* **Provided records**
==================================================
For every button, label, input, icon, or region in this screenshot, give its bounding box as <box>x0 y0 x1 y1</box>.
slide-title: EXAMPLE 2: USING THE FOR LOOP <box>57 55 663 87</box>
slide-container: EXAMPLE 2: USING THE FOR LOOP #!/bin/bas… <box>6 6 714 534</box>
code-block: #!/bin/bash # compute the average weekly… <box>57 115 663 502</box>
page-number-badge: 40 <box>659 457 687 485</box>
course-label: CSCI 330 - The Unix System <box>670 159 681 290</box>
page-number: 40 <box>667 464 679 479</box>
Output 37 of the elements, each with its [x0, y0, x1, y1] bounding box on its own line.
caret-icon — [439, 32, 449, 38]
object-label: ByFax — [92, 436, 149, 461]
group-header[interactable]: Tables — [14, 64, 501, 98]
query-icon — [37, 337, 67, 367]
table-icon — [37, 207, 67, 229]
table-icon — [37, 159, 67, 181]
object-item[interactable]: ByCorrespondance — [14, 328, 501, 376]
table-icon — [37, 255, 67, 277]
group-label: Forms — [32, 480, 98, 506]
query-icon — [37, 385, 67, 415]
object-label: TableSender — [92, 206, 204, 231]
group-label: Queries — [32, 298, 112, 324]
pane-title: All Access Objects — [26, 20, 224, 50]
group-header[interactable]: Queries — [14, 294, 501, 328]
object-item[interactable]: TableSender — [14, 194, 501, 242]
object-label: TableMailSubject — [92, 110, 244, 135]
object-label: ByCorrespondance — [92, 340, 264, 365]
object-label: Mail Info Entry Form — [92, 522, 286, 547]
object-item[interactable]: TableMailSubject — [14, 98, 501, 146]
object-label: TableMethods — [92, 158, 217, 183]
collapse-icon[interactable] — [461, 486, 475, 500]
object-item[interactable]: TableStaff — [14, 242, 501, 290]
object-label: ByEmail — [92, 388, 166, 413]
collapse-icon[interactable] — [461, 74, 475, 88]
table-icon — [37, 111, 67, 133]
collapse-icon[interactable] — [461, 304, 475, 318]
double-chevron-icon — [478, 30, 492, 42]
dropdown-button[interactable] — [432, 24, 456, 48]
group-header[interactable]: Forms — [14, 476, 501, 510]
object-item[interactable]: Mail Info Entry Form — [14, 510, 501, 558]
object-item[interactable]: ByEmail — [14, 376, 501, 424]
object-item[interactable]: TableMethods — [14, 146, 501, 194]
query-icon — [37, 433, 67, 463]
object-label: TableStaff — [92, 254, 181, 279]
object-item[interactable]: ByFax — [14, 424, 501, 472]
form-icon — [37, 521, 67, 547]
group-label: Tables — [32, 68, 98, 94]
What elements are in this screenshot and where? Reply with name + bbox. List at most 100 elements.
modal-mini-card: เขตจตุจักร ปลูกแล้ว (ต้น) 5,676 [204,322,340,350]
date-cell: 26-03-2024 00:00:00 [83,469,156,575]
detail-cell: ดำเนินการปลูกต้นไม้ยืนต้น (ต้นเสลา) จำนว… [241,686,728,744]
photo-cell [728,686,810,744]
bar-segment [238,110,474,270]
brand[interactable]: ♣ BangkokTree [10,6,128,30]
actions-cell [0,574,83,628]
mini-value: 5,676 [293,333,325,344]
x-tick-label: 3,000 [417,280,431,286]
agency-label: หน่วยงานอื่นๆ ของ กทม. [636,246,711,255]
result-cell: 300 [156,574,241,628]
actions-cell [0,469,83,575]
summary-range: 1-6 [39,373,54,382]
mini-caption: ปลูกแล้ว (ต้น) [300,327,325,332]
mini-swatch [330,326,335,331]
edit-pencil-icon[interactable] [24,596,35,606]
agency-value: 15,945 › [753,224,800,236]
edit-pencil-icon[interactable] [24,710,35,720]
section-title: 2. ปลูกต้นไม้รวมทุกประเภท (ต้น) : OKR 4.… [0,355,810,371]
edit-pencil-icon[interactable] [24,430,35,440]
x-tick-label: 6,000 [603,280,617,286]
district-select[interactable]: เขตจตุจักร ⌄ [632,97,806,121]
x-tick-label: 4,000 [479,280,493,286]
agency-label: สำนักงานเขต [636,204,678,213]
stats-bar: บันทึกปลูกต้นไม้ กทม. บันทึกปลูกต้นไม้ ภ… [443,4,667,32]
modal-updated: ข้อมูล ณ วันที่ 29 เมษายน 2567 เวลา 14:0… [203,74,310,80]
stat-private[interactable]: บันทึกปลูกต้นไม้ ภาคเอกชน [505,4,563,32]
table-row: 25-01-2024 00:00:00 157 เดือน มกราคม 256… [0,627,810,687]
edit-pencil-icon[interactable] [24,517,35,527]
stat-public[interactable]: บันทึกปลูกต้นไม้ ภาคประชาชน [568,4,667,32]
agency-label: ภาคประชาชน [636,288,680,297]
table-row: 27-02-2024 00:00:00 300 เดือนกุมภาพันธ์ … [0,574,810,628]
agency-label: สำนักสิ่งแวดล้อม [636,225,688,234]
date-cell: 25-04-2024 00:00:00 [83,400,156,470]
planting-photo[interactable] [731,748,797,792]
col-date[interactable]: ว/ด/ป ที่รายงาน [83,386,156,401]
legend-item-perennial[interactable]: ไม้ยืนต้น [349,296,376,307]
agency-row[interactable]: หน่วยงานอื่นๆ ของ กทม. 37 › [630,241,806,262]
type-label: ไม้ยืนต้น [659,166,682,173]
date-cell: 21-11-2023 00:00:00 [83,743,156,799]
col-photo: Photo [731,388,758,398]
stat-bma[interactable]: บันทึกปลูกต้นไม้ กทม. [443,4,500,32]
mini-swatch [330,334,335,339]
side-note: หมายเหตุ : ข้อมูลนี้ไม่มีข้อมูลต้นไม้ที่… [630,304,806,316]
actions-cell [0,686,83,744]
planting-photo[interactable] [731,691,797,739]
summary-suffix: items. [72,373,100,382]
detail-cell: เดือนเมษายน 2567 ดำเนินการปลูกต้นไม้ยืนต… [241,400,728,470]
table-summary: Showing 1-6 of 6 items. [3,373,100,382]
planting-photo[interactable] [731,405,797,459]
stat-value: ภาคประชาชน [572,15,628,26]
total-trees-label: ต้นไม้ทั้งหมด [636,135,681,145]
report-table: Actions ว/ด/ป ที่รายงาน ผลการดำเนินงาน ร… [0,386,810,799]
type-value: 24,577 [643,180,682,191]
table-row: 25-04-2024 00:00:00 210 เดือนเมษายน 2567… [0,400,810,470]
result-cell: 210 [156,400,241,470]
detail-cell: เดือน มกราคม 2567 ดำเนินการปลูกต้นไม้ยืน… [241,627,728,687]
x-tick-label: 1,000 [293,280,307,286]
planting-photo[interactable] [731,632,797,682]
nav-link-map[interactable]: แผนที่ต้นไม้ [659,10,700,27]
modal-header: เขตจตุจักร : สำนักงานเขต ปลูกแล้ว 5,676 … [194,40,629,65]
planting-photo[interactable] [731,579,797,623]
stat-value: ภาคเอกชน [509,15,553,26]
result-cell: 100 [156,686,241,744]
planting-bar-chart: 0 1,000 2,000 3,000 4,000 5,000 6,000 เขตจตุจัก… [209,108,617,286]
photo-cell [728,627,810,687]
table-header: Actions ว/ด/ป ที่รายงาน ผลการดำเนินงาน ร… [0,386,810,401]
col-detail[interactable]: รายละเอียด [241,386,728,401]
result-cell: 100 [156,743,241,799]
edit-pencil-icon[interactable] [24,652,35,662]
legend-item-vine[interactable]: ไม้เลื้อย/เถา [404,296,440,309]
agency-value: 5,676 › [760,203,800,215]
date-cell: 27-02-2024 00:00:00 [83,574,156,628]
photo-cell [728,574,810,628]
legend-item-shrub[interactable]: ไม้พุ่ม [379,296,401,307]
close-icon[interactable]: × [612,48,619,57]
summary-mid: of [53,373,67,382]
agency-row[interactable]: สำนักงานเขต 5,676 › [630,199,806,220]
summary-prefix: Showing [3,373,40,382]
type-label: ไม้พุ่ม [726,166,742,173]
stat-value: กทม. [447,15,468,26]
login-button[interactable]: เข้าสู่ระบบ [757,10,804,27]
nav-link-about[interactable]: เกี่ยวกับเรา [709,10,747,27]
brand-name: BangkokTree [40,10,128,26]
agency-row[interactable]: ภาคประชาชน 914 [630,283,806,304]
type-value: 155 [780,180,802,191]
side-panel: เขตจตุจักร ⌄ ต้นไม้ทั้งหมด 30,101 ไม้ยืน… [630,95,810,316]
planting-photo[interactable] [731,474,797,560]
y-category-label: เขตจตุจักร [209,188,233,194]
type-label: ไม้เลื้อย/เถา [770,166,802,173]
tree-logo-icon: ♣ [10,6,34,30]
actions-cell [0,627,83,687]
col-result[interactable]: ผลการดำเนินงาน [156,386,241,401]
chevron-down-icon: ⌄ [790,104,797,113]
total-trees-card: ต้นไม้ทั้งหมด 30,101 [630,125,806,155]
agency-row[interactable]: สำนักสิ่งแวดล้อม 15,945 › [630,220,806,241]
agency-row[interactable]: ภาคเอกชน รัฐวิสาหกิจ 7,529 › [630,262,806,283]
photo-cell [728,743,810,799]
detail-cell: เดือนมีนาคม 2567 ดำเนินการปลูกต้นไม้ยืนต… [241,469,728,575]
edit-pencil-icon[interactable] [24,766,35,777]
==================================================
* **Instructions to follow**
Copy out the data word for word, starting at its first line and ending at the line that contains "code-block: #!/bin/bash #", with that line included.

* **Solution for this problem**
For every button, label, input, icon, or region in this screenshot, give its bounding box as <box>x0 y0 x1 y1</box>.
slide-title: EXAMPLE 2: USING THE FOR LOOP <box>57 55 663 87</box>
slide-container: EXAMPLE 2: USING THE FOR LOOP #!/bin/bas… <box>6 6 714 534</box>
code-block: #!/bin/bash # compute the average weekly… <box>57 115 663 502</box>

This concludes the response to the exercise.